▸ YOUR GOAL:
Quote the whole listing verbatim.

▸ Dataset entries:

*****

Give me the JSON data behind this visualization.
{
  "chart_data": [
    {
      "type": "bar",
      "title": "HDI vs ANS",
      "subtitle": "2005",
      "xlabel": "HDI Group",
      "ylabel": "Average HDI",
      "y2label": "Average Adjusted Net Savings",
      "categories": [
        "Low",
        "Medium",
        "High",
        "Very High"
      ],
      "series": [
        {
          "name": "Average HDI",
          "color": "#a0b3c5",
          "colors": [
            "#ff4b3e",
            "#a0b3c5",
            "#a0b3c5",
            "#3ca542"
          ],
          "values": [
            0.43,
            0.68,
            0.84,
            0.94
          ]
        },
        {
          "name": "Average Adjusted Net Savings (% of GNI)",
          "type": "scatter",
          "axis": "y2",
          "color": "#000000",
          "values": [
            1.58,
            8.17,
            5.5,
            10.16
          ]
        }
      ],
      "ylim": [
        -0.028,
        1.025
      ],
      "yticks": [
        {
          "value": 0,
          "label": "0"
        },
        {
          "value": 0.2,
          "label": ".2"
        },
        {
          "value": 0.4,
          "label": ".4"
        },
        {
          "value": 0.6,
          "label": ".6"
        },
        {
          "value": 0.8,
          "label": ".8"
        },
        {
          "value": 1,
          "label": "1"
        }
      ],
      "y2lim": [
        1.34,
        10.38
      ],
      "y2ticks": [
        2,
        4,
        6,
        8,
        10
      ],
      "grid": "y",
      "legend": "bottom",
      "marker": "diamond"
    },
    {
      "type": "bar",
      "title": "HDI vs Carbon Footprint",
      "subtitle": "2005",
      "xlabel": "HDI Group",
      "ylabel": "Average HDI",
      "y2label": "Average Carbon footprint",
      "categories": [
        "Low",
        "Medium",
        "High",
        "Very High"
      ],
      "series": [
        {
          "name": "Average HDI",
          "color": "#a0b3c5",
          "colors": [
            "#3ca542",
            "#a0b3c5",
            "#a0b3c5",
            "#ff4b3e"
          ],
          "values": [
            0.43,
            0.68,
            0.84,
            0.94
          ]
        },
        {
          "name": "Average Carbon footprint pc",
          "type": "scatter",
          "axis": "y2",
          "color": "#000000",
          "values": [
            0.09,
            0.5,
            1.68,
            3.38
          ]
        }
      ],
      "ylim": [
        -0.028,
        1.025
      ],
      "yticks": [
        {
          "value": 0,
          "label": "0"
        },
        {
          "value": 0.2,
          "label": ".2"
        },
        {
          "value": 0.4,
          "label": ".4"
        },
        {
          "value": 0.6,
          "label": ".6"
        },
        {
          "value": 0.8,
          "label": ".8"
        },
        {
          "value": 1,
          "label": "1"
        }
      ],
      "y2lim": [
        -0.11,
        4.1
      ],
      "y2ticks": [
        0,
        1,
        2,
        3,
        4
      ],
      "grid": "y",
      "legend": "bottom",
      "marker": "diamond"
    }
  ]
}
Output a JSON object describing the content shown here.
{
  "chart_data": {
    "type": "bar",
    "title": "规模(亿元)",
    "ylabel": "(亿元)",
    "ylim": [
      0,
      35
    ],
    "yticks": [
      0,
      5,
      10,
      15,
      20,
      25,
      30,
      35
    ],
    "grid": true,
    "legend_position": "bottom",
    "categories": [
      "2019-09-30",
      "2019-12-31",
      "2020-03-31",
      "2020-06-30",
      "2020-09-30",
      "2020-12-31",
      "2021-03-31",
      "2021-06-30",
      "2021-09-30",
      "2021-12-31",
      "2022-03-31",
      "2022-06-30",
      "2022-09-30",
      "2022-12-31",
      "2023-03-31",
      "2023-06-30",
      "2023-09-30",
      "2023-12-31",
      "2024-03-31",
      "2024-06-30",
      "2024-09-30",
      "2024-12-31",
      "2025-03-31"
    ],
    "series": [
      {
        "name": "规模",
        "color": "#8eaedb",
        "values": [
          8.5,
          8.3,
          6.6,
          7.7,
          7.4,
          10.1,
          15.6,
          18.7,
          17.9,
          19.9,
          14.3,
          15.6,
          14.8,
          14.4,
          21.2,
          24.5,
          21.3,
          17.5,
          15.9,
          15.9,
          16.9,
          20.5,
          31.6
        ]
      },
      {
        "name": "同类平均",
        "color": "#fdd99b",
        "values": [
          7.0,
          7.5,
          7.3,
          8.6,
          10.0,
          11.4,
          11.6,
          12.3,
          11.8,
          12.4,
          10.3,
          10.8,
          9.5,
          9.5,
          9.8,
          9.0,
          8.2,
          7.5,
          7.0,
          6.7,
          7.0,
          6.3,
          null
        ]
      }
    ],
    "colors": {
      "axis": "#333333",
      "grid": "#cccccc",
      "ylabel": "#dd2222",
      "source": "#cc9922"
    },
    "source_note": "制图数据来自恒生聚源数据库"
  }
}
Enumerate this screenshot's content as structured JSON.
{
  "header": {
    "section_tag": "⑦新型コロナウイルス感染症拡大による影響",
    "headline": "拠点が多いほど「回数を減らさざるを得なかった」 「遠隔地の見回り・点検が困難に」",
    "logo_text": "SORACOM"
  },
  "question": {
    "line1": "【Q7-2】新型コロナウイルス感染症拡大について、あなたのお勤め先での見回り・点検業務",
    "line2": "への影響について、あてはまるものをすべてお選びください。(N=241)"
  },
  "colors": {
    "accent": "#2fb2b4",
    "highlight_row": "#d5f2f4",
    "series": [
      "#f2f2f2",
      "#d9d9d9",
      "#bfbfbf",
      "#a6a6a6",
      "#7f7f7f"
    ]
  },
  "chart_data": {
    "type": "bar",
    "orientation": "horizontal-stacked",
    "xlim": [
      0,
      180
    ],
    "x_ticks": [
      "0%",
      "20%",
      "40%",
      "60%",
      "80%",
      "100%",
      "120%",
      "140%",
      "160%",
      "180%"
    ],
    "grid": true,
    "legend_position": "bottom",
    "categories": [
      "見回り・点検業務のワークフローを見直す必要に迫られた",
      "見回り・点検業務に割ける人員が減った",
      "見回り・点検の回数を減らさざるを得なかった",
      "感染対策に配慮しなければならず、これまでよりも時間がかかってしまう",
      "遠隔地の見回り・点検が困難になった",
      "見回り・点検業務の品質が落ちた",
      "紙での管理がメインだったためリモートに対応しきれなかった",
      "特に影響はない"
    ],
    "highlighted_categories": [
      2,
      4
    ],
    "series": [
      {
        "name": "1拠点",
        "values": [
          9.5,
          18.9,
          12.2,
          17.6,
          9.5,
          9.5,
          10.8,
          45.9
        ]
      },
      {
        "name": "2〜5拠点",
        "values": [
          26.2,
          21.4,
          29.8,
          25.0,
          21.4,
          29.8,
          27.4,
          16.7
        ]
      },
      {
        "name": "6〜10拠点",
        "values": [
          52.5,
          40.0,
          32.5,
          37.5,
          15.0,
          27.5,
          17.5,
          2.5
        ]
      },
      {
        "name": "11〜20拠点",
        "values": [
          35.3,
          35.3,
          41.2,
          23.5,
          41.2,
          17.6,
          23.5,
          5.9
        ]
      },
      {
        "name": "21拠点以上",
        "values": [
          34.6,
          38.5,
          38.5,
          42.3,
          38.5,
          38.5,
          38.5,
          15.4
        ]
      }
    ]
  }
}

*****

▸ EXERCISE ANSWER:
Give me the JSON data behind this visualization.
{
  "chart_data": [
    {
      "type": "bar",
      "title": "HDI vs ANS",
      "subtitle": "2005",
      "xlabel": "HDI Group",
      "ylabel": "Average HDI",
      "y2label": "Average Adjusted Net Savings",
      "categories": [
        "Low",
        "Medium",
        "High",
        "Very High"
      ],
      "series": [
        {
          "name": "Average HDI",
          "color": "#a0b3c5",
          "colors": [
            "#ff4b3e",
            "#a0b3c5",
            "#a0b3c5",
            "#3ca542"
          ],
          "values": [
            0.43,
            0.68,
            0.84,
            0.94
          ]
        },
        {
          "name": "Average Adjusted Net Savings (% of GNI)",
          "type": "scatter",
          "axis": "y2",
          "color": "#000000",
          "values": [
            1.58,
            8.17,
            5.5,
            10.16
          ]
        }
      ],
      "ylim": [
        -0.028,
        1.025
      ],
      "yticks": [
        {
          "value": 0,
          "label": "0"
        },
        {
          "value": 0.2,
          "label": ".2"
        },
        {
          "value": 0.4,
          "label": ".4"
        },
        {
          "value": 0.6,
          "label": ".6"
        },
        {
          "value": 0.8,
          "label": ".8"
        },
        {
          "value": 1,
          "label": "1"
        }
      ],
      "y2lim": [
        1.34,
        10.38
      ],
      "y2ticks": [
        2,
        4,
        6,
        8,
        10
      ],
      "grid": "y",
      "legend": "bottom",
      "marker": "diamond"
    },
    {
      "type": "bar",
      "title": "HDI vs Carbon Footprint",
      "subtitle": "2005",
      "xlabel": "HDI Group",
      "ylabel": "Average HDI",
      "y2label": "Average Carbon footprint",
      "categories": [
        "Low",
        "Medium",
        "High",
        "Very High"
      ],
      "series": [
        {
          "name": "Average HDI",
          "color": "#a0b3c5",
          "colors": [
            "#3ca542",
            "#a0b3c5",
            "#a0b3c5",
            "#ff4b3e"
          ],
          "values": [
            0.43,
            0.68,
            0.84,
            0.94
          ]
        },
        {
          "name": "Average Carbon footprint pc",
          "type": "scatter",
          "axis": "y2",
          "color": "#000000",
          "values": [
            0.09,
            0.5,
            1.68,
            3.38
          ]
        }
      ],
      "ylim": [
        -0.028,
        1.025
      ],
      "yticks": [
        {
          "value": 0,
          "label": "0"
        },
        {
          "value": 0.2,
          "label": ".2"
        },
        {
          "value": 0.4,
          "label": ".4"
        },
        {
          "value": 0.6,
          "label": ".6"
        },
        {
          "value": 0.8,
          "label": ".8"
        },
        {
          "value": 1,
          "label": "1"
        }
      ],
      "y2lim": [
        -0.11,
        4.1
      ],
      "y2ticks": [
        0,
        1,
        2,
        3,
        4
      ],
      "grid": "y",
      "legend": "bottom",
      "marker": "diamond"
    }
  ]
}
Output a JSON object describing the content shown here.
{
  "chart_data": {
    "type": "bar",
    "title": "规模(亿元)",
    "ylabel": "(亿元)",
    "ylim": [
      0,
      35
    ],
    "yticks": [
      0,
      5,
      10,
      15,
      20,
      25,
      30,
      35
    ],
    "grid": true,
    "legend_position": "bottom",
    "categories": [
      "2019-09-30",
      "2019-12-31",
      "2020-03-31",
      "2020-06-30",
      "2020-09-30",
      "2020-12-31",
      "2021-03-31",
      "2021-06-30",
      "2021-09-30",
      "2021-12-31",
      "2022-03-31",
      "2022-06-30",
      "2022-09-30",
      "2022-12-31",
      "2023-03-31",
      "2023-06-30",
      "2023-09-30",
      "2023-12-31",
      "2024-03-31",
      "2024-06-30",
      "2024-09-30",
      "2024-12-31",
      "2025-03-31"
    ],
    "series": [
      {
        "name": "规模",
        "color": "#8eaedb",
        "values": [
          8.5,
          8.3,
          6.6,
          7.7,
          7.4,
          10.1,
          15.6,
          18.7,
          17.9,
          19.9,
          14.3,
          15.6,
          14.8,
          14.4,
          21.2,
          24.5,
          21.3,
          17.5,
          15.9,
          15.9,
          16.9,
          20.5,
          31.6
        ]
      },
      {
        "name": "同类平均",
        "color": "#fdd99b",
        "values": [
          7.0,
          7.5,
          7.3,
          8.6,
          10.0,
          11.4,
          11.6,
          12.3,
          11.8,
          12.4,
          10.3,
          10.8,
          9.5,
          9.5,
          9.8,
          9.0,
          8.2,
          7.5,
          7.0,
          6.7,
          7.0,
          6.3,
          null
        ]
      }
    ],
    "colors": {
      "axis": "#333333",
      "grid": "#cccccc",
      "ylabel": "#dd2222",
      "source": "#cc9922"
    },
    "source_note": "制图数据来自恒生聚源数据库"
  }
}
Enumerate this screenshot's content as structured JSON.
{
  "header": {
    "section_tag": "⑦新型コロナウイルス感染症拡大による影響",
    "headline": "拠点が多いほど「回数を減らさざるを得なかった」 「遠隔地の見回り・点検が困難に」",
    "logo_text": "SORACOM"
  },
  "question": {
    "line1": "【Q7-2】新型コロナウイルス感染症拡大について、あなたのお勤め先での見回り・点検業務",
    "line2": "への影響について、あてはまるものをすべてお選びください。(N=241)"
  },
  "colors": {
    "accent": "#2fb2b4",
    "highlight_row": "#d5f2f4",
    "series": [
      "#f2f2f2",
      "#d9d9d9",
      "#bfbfbf",
      "#a6a6a6",
      "#7f7f7f"
    ]
  },
  "chart_data": {
    "type": "bar",
    "orientation": "horizontal-stacked",
    "xlim": [
      0,
      180
    ],
    "x_ticks": [
      "0%",
      "20%",
      "40%",
      "60%",
      "80%",
      "100%",
      "120%",
      "140%",
      "160%",
      "180%"
    ],
    "grid": true,
    "legend_position": "bottom",
    "categories": [
      "見回り・点検業務のワークフローを見直す必要に迫られた",
      "見回り・点検業務に割ける人員が減った",
      "見回り・点検の回数を減らさざるを得なかった",
      "感染対策に配慮しなければならず、これまでよりも時間がかかってしまう",
      "遠隔地の見回り・点検が困難になった",
      "見回り・点検業務の品質が落ちた",
      "紙での管理がメインだったためリモートに対応しきれなかった",
      "特に影響はない"
    ],
    "highlighted_categories": [
      2,
      4
    ],
    "series": [
      {
        "name": "1拠点",
        "values": [
          9.5,
          18.9,
          12.2,
          17.6,
          9.5,
          9.5,
          10.8,
          45.9
        ]
      },
      {
        "name": "2〜5拠点",
        "values": [
          26.2,
          21.4,
          29.8,
          25.0,
          21.4,
          29.8,
          27.4,
          16.7
        ]
      },
      {
        "name": "6〜10拠点",
        "values": [
          52.5,
          40.0,
          32.5,
          37.5,
          15.0,
          27.5,
          17.5,
          2.5
        ]
      },
      {
        "name": "11〜20拠点",
        "values": [
          35.3,
          35.3,
          41.2,
          23.5,
          41.2,
          17.6,
          23.5,
          5.9
        ]
      },
      {
        "name": "21拠点以上",
        "values": [
          34.6,
          38.5,
          38.5,
          42.3,
          38.5,
          38.5,
          38.5,
          15.4
        ]
      }
    ]
  }
}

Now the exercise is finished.